The request -> Check every line of the entries that follow, and copy the ones containing "following".

Provided entries ->
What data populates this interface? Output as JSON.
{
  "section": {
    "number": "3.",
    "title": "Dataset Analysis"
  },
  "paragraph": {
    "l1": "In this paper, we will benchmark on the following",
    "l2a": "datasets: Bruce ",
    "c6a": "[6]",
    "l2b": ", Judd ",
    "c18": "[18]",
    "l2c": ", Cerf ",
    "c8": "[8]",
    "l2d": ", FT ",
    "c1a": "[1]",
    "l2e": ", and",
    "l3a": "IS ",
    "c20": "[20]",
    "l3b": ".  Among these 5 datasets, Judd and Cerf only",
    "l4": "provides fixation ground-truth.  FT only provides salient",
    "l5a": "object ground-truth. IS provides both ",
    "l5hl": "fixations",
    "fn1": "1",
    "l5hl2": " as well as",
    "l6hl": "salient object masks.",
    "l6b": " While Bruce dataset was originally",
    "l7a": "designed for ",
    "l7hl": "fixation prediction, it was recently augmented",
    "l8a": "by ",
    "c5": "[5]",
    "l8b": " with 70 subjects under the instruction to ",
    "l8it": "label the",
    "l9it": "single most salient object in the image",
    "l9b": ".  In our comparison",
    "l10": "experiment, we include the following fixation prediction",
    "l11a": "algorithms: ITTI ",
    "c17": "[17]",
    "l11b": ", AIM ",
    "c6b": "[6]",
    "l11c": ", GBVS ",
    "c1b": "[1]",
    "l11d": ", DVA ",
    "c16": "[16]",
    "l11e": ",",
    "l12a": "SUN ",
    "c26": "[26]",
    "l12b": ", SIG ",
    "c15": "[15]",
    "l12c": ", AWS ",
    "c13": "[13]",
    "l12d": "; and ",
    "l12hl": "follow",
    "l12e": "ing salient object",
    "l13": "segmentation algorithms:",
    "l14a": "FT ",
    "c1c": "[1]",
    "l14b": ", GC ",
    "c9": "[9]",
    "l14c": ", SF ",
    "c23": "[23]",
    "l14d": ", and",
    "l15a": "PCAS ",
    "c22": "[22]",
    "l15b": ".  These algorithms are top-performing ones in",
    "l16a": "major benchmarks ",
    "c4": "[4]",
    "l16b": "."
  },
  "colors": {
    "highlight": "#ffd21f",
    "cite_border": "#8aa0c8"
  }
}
---
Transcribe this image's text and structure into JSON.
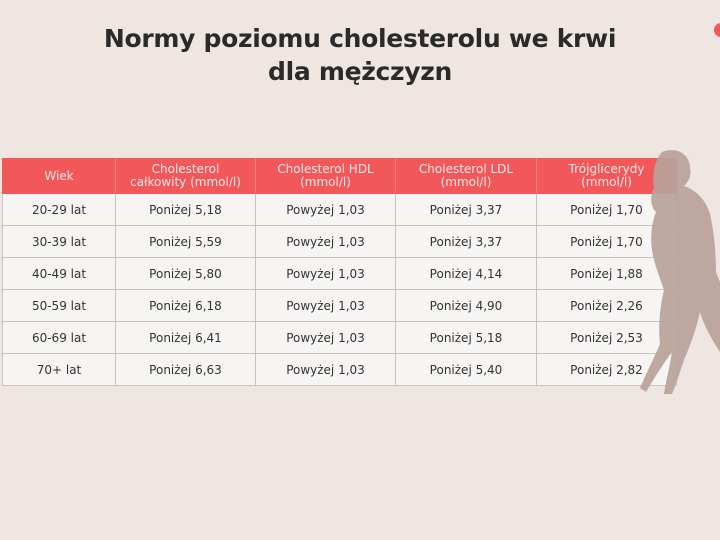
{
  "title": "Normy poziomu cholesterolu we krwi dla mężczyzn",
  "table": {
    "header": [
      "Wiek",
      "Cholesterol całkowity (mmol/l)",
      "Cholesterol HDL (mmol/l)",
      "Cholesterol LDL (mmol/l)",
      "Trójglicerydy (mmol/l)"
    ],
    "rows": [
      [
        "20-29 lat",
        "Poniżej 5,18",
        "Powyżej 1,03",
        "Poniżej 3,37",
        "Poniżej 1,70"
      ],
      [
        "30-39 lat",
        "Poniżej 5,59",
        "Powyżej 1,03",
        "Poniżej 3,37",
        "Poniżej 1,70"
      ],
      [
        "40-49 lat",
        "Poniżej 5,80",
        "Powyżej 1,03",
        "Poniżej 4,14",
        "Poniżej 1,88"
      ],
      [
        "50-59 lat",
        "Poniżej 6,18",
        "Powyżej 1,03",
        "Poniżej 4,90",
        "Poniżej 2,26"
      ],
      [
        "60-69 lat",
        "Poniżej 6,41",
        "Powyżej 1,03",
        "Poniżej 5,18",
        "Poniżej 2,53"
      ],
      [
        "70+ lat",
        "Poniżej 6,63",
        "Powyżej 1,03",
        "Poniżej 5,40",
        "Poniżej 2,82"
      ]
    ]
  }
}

Task result ->
    "l1": "In this paper, we will benchmark on the following",
    "l10": "experiment, we include the following fixation prediction",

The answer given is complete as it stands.